**Exercise instructions**
Compile every line that includes the word "Germany".

**Dataset rows about figures**
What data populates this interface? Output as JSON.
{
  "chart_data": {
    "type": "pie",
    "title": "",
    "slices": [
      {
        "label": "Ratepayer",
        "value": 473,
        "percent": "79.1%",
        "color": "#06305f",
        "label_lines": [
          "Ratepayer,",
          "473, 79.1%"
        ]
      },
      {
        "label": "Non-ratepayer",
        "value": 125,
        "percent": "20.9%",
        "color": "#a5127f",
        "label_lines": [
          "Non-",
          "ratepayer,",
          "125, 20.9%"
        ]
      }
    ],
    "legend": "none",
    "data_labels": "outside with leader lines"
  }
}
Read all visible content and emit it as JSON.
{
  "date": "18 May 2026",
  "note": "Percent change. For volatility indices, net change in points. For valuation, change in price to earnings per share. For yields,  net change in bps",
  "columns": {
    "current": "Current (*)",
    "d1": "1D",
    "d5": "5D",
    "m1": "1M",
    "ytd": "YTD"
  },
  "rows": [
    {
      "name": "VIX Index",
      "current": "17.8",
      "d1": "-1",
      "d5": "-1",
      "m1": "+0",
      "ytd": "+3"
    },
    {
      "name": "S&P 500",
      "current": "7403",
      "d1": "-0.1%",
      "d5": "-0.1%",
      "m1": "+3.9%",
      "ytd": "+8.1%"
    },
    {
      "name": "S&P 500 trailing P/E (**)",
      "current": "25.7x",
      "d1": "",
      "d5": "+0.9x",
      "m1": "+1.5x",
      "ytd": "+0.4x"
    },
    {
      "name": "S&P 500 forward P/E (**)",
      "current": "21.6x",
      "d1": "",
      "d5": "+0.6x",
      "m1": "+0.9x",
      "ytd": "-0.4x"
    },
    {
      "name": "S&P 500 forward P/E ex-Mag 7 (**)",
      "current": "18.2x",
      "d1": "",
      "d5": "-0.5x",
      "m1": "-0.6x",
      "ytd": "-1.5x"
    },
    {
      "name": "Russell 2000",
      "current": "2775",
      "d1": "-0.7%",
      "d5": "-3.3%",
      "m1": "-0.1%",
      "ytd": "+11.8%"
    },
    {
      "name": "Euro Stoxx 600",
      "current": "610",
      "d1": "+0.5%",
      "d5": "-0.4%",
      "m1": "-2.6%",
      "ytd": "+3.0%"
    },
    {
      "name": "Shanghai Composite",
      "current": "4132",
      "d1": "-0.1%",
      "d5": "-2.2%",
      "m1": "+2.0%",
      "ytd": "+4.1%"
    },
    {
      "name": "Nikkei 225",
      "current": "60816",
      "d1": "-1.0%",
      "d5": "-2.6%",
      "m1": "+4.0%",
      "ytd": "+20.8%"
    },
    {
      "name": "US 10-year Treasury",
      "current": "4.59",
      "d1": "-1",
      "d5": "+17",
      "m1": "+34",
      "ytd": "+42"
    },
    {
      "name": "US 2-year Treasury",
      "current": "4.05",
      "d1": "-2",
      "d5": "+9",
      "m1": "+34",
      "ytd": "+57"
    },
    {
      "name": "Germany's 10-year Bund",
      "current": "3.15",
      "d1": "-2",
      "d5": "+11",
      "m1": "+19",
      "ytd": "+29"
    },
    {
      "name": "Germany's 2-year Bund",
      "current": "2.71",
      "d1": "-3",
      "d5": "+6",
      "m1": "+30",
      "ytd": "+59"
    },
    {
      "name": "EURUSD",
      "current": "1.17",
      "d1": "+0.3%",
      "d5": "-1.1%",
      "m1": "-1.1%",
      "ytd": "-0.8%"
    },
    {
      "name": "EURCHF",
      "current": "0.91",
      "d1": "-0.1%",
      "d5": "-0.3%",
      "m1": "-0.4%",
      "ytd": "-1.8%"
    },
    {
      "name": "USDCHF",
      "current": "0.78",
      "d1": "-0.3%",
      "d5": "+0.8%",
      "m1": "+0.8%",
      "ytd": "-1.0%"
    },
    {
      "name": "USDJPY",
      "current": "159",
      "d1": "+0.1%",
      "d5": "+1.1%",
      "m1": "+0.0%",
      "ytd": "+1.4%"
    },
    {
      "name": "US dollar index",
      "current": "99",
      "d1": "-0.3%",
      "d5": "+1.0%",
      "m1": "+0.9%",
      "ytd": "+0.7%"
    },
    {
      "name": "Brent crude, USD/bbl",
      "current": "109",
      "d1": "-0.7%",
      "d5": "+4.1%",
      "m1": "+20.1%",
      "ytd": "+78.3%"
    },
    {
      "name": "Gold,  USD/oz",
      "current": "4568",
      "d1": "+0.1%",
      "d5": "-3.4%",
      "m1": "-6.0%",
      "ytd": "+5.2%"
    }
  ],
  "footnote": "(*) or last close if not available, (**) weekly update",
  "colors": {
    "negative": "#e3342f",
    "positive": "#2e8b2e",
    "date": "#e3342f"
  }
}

**Response for this exercise**
      "name": "Germany's 10-year Bund",
      "name": "Germany's 2-year Bund",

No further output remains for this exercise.